AIM: Identify, in the records below, every line where the string "enfants" appears, and copy each such line.
:::
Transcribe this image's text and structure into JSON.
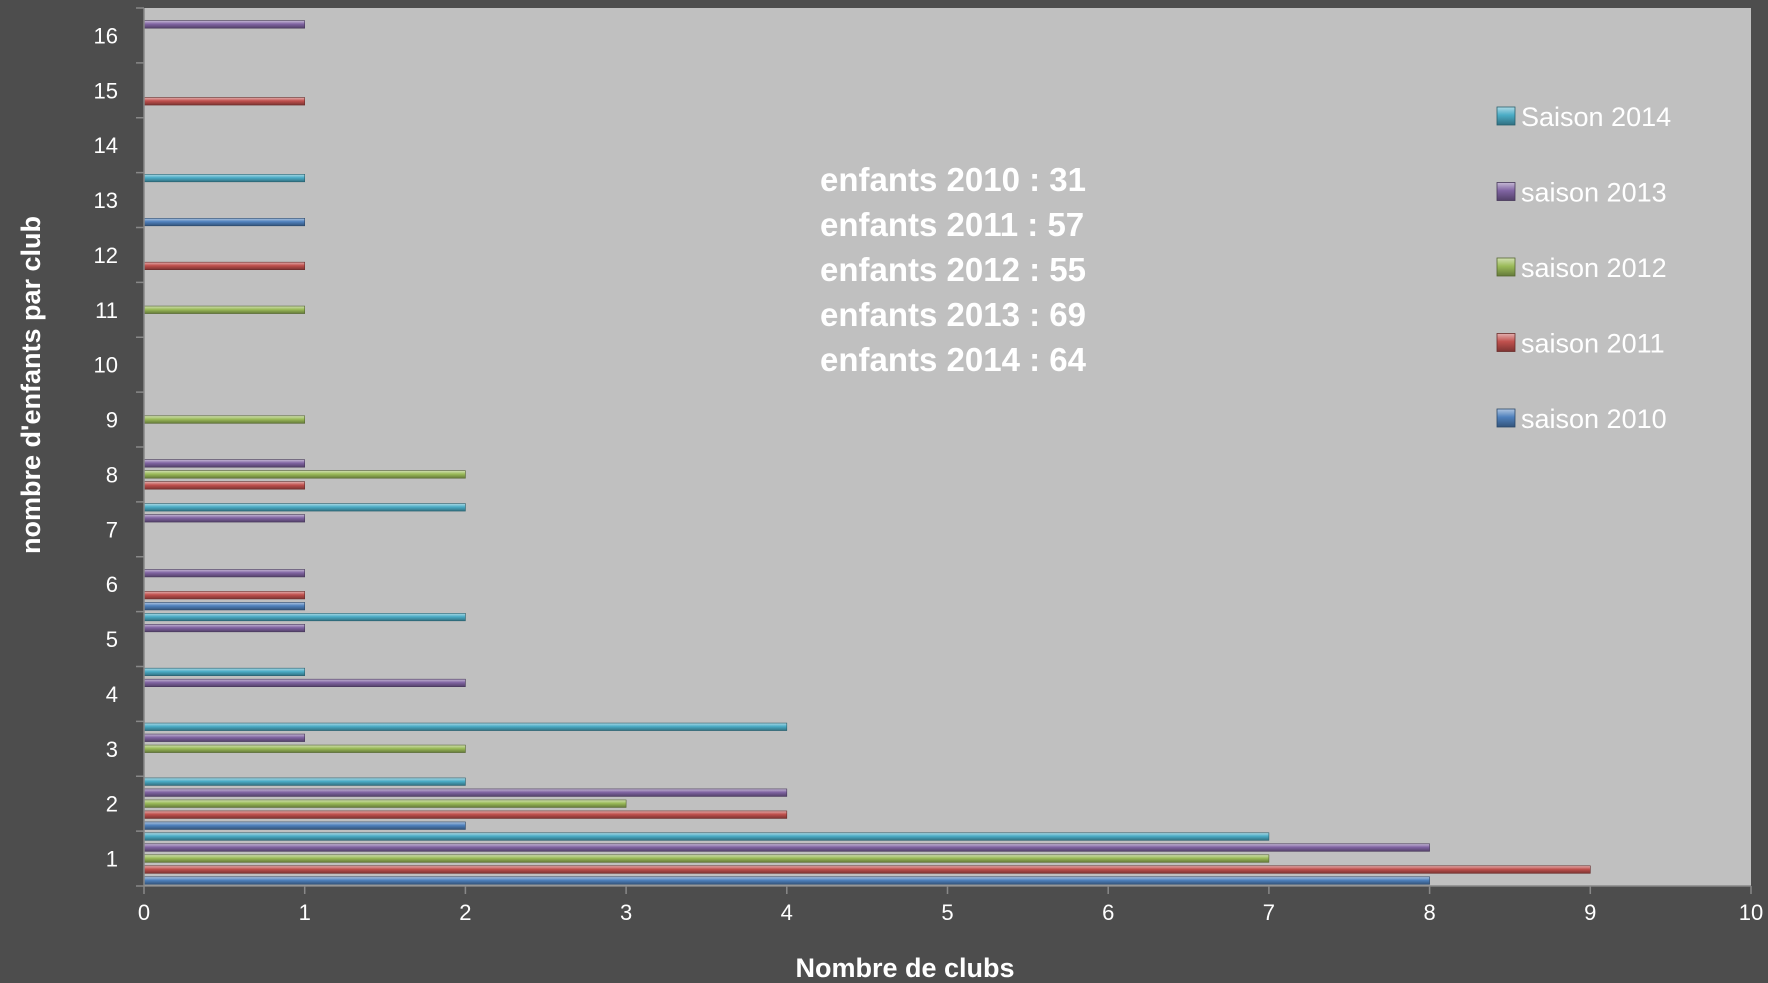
{
  "chart_data": {
    "type": "bar",
    "orientation": "horizontal",
    "xlabel": "Nombre de clubs",
    "ylabel": "nombre d'enfants par club",
    "xlim": [
      0,
      10
    ],
    "xticks": [
      "0",
      "1",
      "2",
      "3",
      "4",
      "5",
      "6",
      "7",
      "8",
      "9",
      "10"
    ],
    "categories": [
      "1",
      "2",
      "3",
      "4",
      "5",
      "6",
      "7",
      "8",
      "9",
      "10",
      "11",
      "12",
      "13",
      "14",
      "15",
      "16"
    ],
    "series": [
      {
        "name": "saison 2010",
        "color": "#4f81bd",
        "values": [
          8,
          2,
          null,
          null,
          null,
          1,
          null,
          null,
          null,
          null,
          null,
          null,
          1,
          null,
          null,
          null
        ]
      },
      {
        "name": "saison 2011",
        "color": "#c0504d",
        "values": [
          9,
          4,
          null,
          null,
          null,
          1,
          null,
          1,
          null,
          null,
          null,
          1,
          null,
          null,
          1,
          null
        ]
      },
      {
        "name": "saison 2012",
        "color": "#9bbb59",
        "values": [
          7,
          3,
          2,
          null,
          null,
          null,
          null,
          2,
          1,
          null,
          1,
          null,
          null,
          null,
          null,
          null
        ]
      },
      {
        "name": "saison 2013",
        "color": "#8064a2",
        "values": [
          8,
          4,
          1,
          2,
          1,
          1,
          1,
          1,
          null,
          null,
          null,
          null,
          null,
          null,
          null,
          1
        ]
      },
      {
        "name": "Saison 2014",
        "color": "#4bacc6",
        "values": [
          7,
          2,
          4,
          1,
          2,
          null,
          2,
          null,
          null,
          null,
          null,
          null,
          1,
          null,
          null,
          null
        ]
      }
    ],
    "legend_order": [
      "Saison 2014",
      "saison 2013",
      "saison 2012",
      "saison 2011",
      "saison 2010"
    ],
    "legend_position": "right",
    "annotations": [
      "enfants 2010 : 31",
      "enfants 2011 : 57",
      "enfants 2012 : 55",
      "enfants 2013 : 69",
      "enfants 2014 : 64"
    ],
    "colors": {
      "background": "#4d4d4d",
      "plot_area": "#c0c0c0",
      "text": "#ffffff"
    }
  }
}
:::
EXERCISE RESPONSE:
    "ylabel": "nombre d'enfants par club",
      "enfants 2010 : 31",
      "enfants 2011 : 57",
      "enfants 2012 : 55",
      "enfants 2013 : 69",
      "enfants 2014 : 64"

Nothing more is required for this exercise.